» Aim
Find how many lines of the listing below include the word "Efex", then report the number by itself.

-------- Data shown --------

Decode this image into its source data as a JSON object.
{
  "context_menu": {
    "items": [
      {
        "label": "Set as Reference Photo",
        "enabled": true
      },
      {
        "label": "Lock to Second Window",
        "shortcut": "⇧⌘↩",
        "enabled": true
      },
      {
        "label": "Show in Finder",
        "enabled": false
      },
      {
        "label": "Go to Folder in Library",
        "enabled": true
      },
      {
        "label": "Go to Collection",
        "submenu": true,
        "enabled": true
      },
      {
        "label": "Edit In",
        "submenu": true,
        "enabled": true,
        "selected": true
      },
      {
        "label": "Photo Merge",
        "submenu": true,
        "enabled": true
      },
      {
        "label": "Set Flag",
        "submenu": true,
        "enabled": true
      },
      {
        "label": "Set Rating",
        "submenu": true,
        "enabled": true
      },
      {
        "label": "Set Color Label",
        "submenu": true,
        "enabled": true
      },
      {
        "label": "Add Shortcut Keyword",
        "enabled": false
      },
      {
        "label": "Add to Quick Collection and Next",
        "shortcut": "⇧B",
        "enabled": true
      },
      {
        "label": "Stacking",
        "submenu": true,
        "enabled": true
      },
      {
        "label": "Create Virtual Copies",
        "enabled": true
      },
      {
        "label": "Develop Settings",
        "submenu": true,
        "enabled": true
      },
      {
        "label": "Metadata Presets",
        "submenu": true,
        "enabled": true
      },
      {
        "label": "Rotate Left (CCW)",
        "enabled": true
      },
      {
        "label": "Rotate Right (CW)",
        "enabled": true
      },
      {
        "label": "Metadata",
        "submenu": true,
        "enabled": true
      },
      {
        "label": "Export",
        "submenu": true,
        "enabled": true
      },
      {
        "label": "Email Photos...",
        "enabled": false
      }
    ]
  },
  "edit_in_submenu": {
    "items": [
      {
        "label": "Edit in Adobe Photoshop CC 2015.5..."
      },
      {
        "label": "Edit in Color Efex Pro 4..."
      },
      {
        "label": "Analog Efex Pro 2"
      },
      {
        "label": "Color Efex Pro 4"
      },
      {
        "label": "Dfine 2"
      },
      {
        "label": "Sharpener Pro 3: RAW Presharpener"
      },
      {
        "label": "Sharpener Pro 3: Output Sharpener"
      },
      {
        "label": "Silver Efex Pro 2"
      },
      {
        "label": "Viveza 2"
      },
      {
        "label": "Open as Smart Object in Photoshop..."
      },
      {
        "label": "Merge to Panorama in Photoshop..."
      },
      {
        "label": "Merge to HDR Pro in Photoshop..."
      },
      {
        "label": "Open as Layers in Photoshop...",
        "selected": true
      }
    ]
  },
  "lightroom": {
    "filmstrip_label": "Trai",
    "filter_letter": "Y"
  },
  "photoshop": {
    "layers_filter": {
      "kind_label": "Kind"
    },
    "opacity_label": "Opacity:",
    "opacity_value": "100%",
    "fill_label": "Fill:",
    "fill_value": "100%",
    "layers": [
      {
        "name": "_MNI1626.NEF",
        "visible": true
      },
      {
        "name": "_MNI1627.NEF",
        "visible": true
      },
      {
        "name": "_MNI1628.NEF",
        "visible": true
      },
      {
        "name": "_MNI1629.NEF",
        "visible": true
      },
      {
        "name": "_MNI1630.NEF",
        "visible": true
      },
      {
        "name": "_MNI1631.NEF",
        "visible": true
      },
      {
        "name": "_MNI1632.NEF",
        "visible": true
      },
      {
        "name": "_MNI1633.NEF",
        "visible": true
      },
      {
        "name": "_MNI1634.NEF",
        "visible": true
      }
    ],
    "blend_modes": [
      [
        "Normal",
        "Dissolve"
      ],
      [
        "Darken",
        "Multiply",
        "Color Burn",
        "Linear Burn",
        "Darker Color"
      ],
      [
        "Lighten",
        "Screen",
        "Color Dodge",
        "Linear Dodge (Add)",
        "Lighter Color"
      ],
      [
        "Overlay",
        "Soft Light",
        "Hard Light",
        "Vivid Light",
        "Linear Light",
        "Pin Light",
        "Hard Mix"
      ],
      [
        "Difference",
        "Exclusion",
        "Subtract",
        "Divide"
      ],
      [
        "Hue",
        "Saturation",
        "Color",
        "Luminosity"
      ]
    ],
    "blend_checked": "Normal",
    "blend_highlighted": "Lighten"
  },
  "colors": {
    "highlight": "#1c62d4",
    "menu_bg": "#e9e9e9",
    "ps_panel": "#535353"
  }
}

--------

» Solution to the problem
4